For the purposes of this Resolution, “costs of the Improvements” shall include costs of
acquiring, constructing, and installing the Improvements including costs of labor, services,
materials and supplies, financial, architectural, engineering, legal, accounting and other
professional expenses relating to the Improvements, the costs of acquisition or properties,
rights, easements, or other interest in properties, insurance premiums, and the costs of
publishing, posting or mailing notices in connection with the Improvements. All sums derived
from the investment of moneys in the Construction Account shall remain in and become part
of such fund. Upon completion of the Improvements and when all costs of the Improvements
have been paid, any balance remaining in the Construction Account shall be credited to the
Principal and Interest Account hereinafter established.
(c) Principal and Interest Account. There is hereby created and established as an account of the
Special Revenue Fund, a “Principal and Interest Account.” Immediately upon delivery of the
Bonds, there shall be credited to the Principal and Interest Account the amount of accrued
interest received from the Underwriter. Commencing on the date specified in the Bond
Purchase Agreement, there shall be withdrawn from the Special Revenue Fund at least monthly
and credited to the Principal and Interest Account an amount which will equal at least one-sixth
(1/6th) of the interest becoming due on the next succeeding payment date and one -twelfth
(1/12th) of the principal becoming due on the next succeeding payment dates with respect to
the Outstanding Bonds. In all events there shall be credited to the Principal and Interest
Account amounts sufficient to pay the principal of and interest on the Outstanding Bonds as the
same become due.
(d) Reserve Account. There is hereby created and established as an account of the Special
Revenue Fund, a “Reserve Account.” There shall be credited to the Reserve Account from the
proceeds of the Bonds, an amount equal to the Minimum Reserve. Thereafter, in the event that
the amount on deposit in the Reserve Account shall thereafter fall below the Minimum Reserve,
additional deposits shall be made from the Pledged Revenues to the Reserve Account until the
Minimum Reserve is again reached. Upon the issuance of any parity lien bonds, the Minimum
Reserve established in this section shall be increased to an amount equal to the combined
maximum annual debt service on the Outstanding Bonds. The balance required shall be funded
on the delivery date of the parity lien bonds. Moneys credited to the Reserve Account may be
used only for the payment of principal of and interest on the Outstanding Bonds and shall be
used only in the event that there are insufficient moneys in the Principal and Interest Account
to meet such principal and interest payments promptly when due. The interest from any
investment of the Reserve Account may be transferred from time to time to the Construction
Account, provided that after completion of the Improvements such interest shall be transferred
9
to the Principal and Interest Account. No transfer of investment income shall be made from the
Reserve Account at any time when the balance therein is less than the Minimum Reserve. Such
investments shall be subject to the limitations of South Dakota law.

# # # # #

== Required tasks ==
**A.** Can you summarize the bond resolution excerpt in two sentences?
**B.** Would you extend the bond resolution excerpt past its last sentence?

# # # # #

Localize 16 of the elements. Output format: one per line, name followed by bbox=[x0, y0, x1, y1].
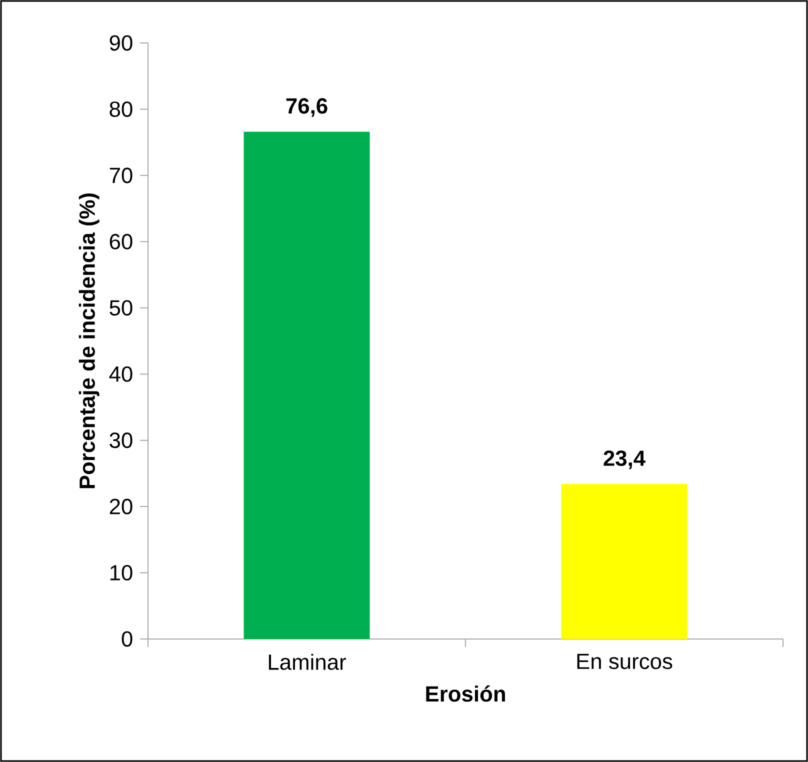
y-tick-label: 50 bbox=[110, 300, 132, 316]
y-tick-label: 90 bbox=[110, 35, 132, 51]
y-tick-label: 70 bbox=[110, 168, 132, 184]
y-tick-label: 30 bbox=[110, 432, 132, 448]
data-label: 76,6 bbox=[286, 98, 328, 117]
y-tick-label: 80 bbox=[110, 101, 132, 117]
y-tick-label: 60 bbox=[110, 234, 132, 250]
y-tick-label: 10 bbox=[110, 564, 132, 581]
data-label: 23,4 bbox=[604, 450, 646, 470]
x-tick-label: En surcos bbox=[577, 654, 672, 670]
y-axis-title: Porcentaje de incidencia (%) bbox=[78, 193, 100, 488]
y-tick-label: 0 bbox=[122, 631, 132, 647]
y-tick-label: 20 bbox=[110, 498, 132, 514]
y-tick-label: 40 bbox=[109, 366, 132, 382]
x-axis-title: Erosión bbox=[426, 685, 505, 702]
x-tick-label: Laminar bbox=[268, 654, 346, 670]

# # # # #

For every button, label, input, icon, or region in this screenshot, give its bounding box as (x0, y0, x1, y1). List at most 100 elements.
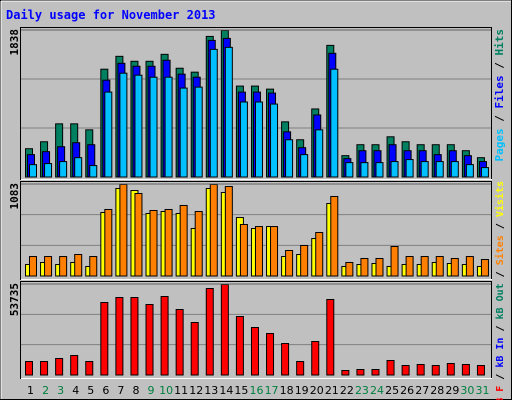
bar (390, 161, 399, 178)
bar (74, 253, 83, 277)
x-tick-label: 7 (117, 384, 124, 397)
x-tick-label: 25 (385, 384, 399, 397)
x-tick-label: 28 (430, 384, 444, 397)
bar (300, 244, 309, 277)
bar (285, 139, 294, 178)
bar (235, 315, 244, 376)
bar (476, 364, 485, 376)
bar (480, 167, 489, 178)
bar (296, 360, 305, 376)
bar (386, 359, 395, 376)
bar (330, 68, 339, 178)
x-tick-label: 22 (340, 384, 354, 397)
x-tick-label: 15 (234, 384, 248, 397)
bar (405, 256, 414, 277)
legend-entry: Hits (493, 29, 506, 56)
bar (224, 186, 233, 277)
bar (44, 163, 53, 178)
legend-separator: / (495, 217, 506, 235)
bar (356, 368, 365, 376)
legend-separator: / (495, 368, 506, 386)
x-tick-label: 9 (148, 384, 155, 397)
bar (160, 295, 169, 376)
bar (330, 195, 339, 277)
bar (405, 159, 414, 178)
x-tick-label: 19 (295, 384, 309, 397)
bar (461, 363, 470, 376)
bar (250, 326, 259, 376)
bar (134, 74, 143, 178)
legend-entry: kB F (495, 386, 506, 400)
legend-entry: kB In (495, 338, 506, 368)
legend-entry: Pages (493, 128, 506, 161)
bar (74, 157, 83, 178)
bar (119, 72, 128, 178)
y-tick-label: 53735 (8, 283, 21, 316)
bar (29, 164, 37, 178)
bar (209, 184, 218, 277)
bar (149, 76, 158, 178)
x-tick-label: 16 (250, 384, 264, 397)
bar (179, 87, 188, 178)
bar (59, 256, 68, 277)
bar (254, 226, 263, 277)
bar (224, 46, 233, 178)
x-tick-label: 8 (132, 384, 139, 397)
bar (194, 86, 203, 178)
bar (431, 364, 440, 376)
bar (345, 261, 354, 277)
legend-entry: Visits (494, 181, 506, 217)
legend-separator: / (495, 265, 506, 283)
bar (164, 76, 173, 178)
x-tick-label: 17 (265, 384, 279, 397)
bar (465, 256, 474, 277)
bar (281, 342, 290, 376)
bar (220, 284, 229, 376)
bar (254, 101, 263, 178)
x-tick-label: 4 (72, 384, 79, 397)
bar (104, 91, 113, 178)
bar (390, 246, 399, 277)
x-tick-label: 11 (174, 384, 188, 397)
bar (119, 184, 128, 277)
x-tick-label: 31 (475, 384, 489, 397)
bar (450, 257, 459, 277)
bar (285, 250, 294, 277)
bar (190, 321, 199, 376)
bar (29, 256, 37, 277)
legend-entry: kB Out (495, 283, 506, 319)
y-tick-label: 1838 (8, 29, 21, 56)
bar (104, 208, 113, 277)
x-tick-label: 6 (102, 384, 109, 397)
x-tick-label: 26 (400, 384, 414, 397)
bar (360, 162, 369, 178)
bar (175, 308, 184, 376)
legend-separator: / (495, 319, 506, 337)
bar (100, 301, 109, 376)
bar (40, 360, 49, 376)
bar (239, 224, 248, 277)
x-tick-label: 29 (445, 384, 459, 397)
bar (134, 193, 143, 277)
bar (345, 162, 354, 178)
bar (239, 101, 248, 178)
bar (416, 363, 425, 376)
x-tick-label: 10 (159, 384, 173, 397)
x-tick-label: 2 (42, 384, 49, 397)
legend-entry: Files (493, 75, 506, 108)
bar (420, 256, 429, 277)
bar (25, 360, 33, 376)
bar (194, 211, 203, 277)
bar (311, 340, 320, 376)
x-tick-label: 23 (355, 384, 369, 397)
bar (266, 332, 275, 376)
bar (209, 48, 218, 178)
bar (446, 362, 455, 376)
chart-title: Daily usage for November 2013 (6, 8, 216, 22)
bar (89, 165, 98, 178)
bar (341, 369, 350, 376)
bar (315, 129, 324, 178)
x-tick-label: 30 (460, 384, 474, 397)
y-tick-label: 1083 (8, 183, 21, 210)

# # # # #

== Results of the exercise ==
**A.** The bond resolution excerpt defines the costs of the Improvements and requires that earnings on Construction Account investments stay in that account, with any balance left after the Improvements are completed and paid for credited to the Principal and Interest Account. It also creates a Principal and Interest Account, funded at least monthly from the Special Revenue Fund to pay principal and interest on the Outstanding Bonds, and a Reserve Account kept at the Minimum Reserve that may be used only when the Principal and Interest Account lacks the money to make those payments when due.

**B.**
(e) Escrow Account. There is hereby established an Escrow Account under SDCL 6-8B-46,
into which bond proceeds and any other moneys available for such purpose shall be used to
pay, together with interest earnings, principal, interest and premiums, if any, on the Refunded
Bonds when due.
(f) Subordinate Lien Bonds. After making the above required payments, any remaining Pledged
Revenues may be used for the payment of the principal of and interest on any additional sales
tax revenue bonds having a lien which is subordinate to the lien of the Outstanding Bonds, and
for a reserve fund as additional security for the payment of such subordinate lien bonds.
(g) Other Expenditures. The remaining Pledged Revenues may be used for any legally
authorized purpose.
ARTICLE IV
FORM, TERMS, EXECUTION, AND TRANSFER OF BONDS
Section 4.1. Authorized Bonds;
The aggregate principal amount of Bonds that may be issued under the Bond Resolution shall
not exceed Twenty One Million and 00/100 Dollars ($21,000,000).
Section 4.2. Form of Bonds; Execution.
(a) The Bonds are issuable only as fully registered Bonds, without coupons, in the denomination
of Five Thousand Dollars ($5,000) or any integral multiple thereof. All Bonds issued under the
Resolution shall be substantially in the form set forth in Exhibit A attached hereto, and by this
reference incorporated herein as fully as though copied.
(b) The Bonds shall be executed in such manner as may be prescribed by applicable law in the
name and on behalf of the City with the manual or facsimile signature of the Mayor, attested by
the manual or facsimile signature of the Finance Officer, and approved as to form and
countersigned by a Resident Attorney by his manual or facsimile signature.
(c) In the event any officer whose manual or facsimile signature shall appear on any Bond shall
cease to be such officer before the delivery of such Bond, such manual or such facsimile
signature shall nevertheless be valid and sufficient for all purposes as if he or she had remained
in office until such delivery. Any Bond may bear the facsimile signature of, or may be manually
signed by, such individuals who, at the actual time of the execution of such Bond, were the
proper officers of the City to sign such Bond, although on the date of the adoption by the City
of this Resolution, such individuals may not have been such officers.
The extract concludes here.